What to work on:
Scan the listing below and copy every line holding "snippet".

..........

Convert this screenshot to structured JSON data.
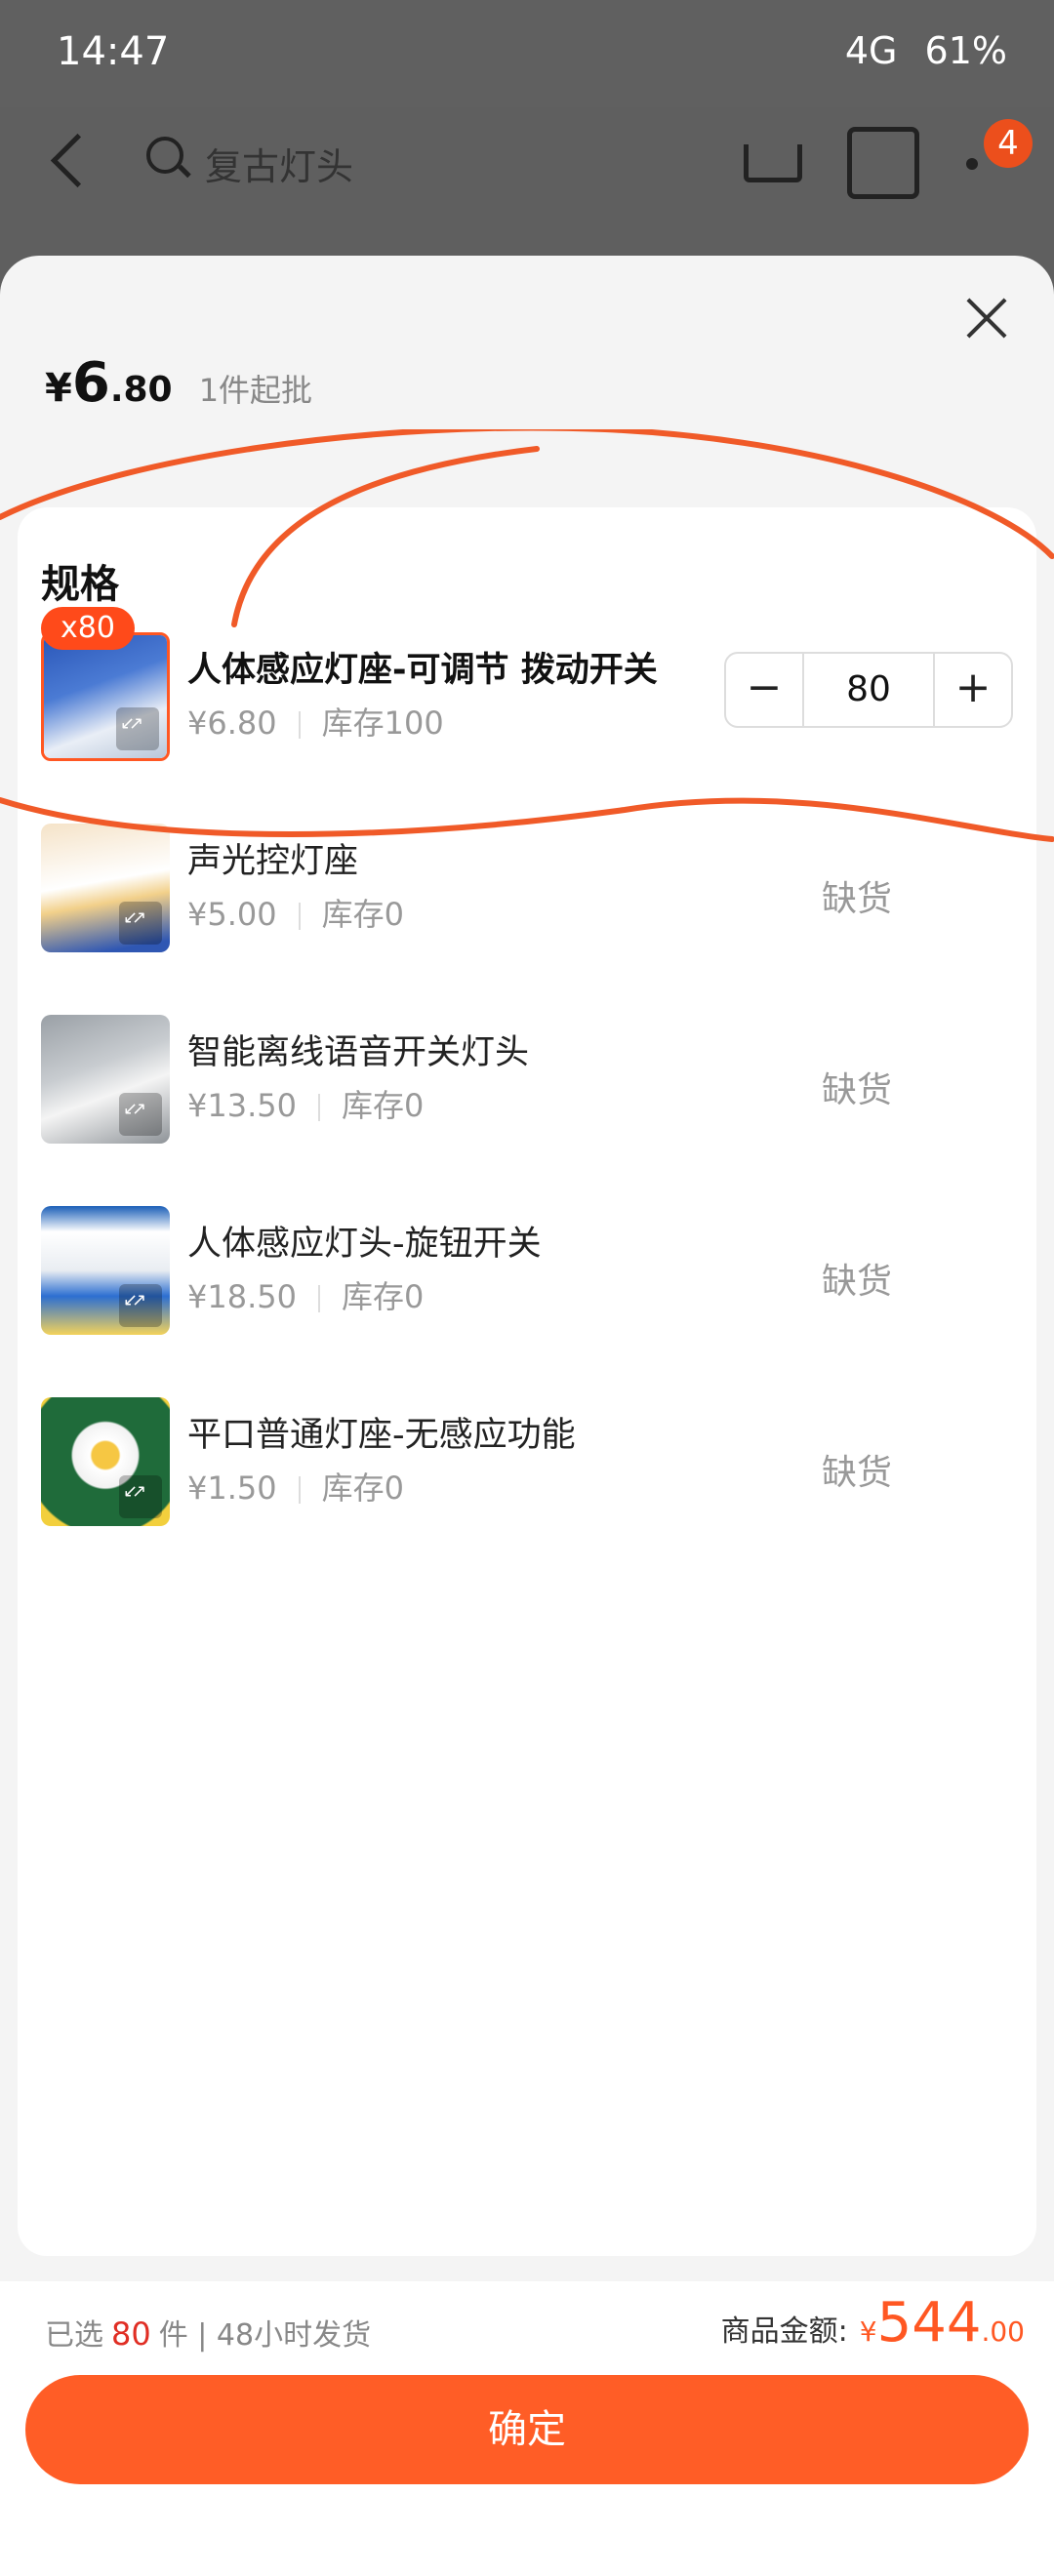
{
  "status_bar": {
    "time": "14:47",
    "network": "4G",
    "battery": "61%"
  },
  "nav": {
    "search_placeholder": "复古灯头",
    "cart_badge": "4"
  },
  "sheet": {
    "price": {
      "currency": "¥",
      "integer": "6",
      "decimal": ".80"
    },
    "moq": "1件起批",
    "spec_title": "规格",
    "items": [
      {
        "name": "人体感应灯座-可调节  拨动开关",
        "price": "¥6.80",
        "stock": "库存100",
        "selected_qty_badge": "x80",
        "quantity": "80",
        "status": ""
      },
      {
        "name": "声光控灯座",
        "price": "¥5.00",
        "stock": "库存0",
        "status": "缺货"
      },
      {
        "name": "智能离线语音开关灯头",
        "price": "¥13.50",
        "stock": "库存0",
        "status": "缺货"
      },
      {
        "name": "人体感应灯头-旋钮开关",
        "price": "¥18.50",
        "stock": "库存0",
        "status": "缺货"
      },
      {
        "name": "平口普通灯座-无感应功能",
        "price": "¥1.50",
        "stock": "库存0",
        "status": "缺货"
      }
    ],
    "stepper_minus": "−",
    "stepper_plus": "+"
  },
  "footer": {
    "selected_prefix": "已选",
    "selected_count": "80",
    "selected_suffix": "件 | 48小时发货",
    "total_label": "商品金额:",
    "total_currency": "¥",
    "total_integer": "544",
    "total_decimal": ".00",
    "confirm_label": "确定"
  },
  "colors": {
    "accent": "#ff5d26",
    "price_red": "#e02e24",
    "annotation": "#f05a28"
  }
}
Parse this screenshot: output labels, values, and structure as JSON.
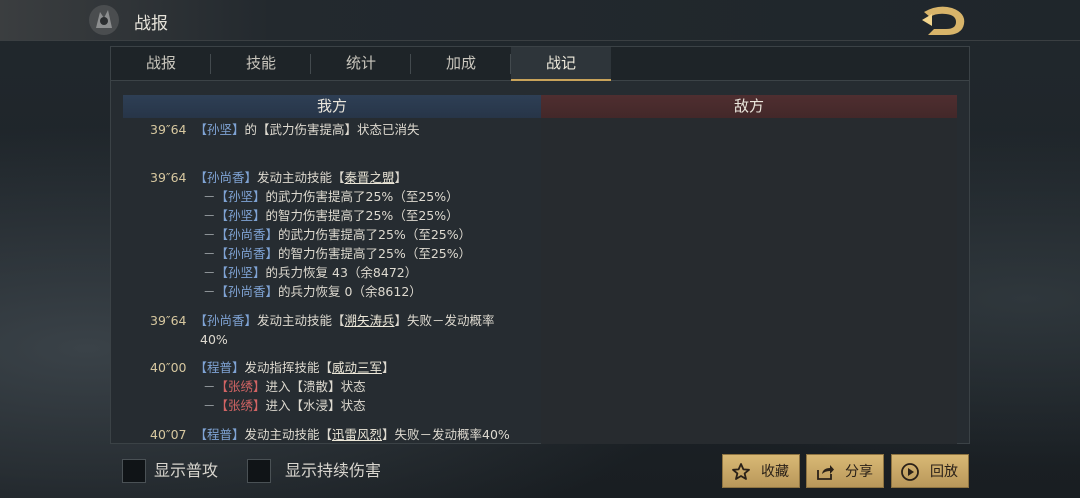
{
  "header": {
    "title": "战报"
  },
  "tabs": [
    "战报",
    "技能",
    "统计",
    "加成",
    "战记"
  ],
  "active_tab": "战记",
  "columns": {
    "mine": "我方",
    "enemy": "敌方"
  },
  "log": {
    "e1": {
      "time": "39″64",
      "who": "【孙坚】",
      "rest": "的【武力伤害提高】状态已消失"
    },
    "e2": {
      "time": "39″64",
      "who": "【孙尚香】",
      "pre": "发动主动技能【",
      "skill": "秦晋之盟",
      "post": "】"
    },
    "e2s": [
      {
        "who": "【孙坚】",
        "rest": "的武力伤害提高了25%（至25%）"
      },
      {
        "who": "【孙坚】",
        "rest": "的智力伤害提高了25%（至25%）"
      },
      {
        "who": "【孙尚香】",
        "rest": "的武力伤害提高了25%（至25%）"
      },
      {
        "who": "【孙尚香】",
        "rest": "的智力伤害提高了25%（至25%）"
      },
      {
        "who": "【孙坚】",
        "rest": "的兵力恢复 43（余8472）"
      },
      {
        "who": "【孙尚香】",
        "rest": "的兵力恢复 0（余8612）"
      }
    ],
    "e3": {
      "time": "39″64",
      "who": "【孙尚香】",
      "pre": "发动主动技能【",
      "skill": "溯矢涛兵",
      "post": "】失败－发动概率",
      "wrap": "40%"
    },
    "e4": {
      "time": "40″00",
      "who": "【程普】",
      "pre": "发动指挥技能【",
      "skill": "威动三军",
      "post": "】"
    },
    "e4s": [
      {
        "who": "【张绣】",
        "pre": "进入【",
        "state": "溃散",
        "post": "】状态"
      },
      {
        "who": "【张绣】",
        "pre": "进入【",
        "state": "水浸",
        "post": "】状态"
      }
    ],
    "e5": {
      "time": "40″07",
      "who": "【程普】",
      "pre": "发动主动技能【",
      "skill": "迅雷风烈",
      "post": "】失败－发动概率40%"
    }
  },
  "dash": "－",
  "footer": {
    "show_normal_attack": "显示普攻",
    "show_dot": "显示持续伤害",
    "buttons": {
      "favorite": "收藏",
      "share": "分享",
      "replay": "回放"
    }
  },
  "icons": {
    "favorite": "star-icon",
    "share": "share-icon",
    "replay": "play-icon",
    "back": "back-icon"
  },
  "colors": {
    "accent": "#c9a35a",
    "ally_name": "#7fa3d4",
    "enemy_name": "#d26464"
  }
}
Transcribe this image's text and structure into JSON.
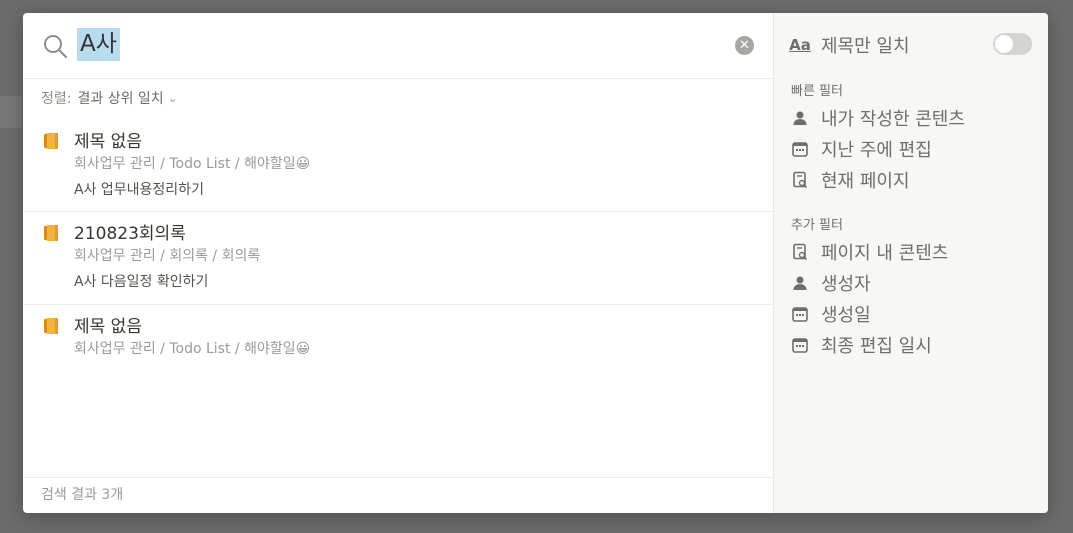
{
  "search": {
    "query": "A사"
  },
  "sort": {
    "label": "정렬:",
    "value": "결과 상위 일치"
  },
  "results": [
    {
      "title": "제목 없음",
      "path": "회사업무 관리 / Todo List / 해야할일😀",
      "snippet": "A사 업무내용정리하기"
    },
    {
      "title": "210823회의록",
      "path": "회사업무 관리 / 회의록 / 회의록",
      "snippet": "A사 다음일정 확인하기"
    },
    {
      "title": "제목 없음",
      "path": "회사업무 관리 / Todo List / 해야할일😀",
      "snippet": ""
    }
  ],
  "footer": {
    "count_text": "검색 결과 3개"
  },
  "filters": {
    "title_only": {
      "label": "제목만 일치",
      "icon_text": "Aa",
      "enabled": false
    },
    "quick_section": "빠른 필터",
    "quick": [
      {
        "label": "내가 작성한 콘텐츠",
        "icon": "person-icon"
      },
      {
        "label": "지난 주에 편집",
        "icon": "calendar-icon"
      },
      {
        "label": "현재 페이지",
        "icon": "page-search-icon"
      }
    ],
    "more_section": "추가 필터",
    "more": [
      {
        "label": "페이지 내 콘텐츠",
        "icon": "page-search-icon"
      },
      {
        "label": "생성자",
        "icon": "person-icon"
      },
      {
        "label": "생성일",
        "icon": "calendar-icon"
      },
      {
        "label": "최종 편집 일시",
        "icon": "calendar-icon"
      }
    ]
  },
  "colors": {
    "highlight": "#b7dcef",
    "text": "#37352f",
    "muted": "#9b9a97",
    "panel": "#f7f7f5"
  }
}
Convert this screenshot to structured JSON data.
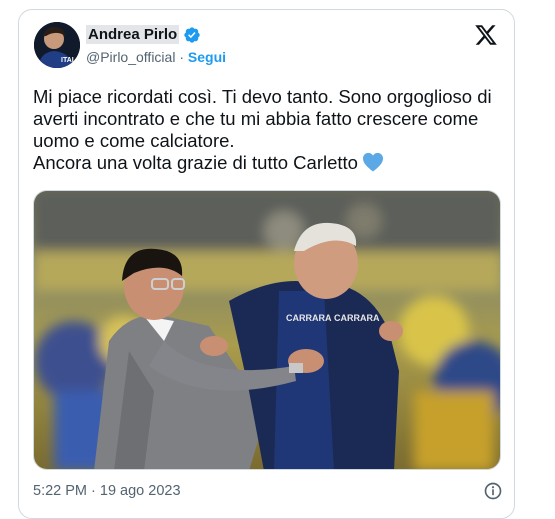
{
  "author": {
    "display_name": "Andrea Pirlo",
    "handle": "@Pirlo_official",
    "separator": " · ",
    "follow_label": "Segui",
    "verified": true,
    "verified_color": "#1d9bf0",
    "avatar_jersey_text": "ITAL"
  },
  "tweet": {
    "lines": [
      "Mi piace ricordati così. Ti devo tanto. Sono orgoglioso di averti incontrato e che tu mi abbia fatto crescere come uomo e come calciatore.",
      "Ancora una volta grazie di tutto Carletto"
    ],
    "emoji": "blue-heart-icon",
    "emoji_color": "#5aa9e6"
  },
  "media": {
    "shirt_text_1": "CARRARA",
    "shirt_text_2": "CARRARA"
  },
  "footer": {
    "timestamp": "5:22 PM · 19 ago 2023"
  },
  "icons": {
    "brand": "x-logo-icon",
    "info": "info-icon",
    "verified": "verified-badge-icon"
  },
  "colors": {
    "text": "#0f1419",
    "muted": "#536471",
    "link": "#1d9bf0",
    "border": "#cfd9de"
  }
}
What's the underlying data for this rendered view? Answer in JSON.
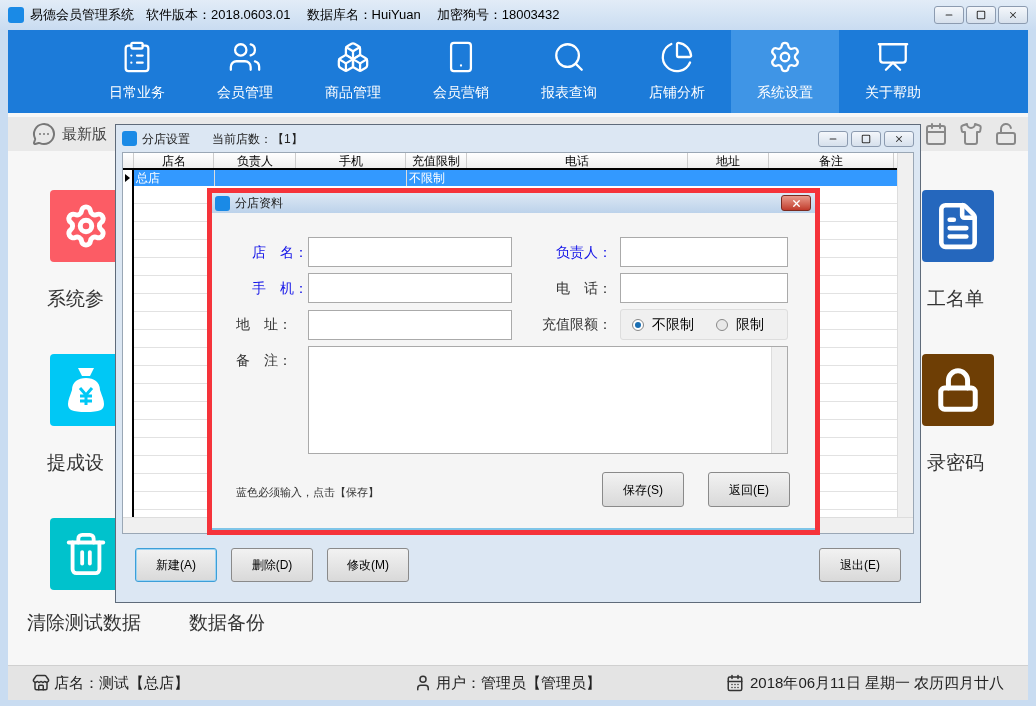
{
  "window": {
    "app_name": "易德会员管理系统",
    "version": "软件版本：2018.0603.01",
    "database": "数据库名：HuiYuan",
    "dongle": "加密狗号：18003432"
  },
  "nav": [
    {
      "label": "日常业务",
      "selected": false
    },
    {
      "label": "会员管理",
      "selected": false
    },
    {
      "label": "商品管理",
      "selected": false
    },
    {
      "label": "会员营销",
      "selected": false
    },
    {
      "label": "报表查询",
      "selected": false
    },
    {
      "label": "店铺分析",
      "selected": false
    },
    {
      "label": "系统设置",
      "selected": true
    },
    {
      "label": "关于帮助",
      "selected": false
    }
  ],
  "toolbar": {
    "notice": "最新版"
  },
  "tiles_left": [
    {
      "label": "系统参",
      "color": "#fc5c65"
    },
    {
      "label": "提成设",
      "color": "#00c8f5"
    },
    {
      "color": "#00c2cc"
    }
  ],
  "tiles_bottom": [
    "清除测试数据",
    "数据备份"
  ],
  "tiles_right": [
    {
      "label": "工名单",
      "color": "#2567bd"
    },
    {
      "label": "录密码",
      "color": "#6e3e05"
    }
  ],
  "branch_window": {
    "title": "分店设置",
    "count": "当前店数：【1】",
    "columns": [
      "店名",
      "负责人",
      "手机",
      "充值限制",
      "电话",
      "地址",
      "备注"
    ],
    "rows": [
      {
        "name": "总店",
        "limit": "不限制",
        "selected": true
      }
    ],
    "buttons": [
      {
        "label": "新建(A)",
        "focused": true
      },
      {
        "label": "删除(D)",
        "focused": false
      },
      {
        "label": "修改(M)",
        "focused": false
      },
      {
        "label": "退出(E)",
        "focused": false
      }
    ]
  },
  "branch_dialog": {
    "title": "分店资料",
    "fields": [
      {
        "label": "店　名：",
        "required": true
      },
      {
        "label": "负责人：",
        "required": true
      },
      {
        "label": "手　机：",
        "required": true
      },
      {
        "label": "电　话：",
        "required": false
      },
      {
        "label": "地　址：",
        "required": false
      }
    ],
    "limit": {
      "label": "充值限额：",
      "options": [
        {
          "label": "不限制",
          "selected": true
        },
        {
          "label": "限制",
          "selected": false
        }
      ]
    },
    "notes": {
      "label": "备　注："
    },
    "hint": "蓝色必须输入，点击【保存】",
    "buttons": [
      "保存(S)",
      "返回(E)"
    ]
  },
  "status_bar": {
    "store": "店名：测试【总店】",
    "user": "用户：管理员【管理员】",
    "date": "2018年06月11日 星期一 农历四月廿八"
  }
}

..........

Written answer:
      "snippet": "A사 업무내용정리하기"
      "snippet": "A사 다음일정 확인하기"
      "snippet": ""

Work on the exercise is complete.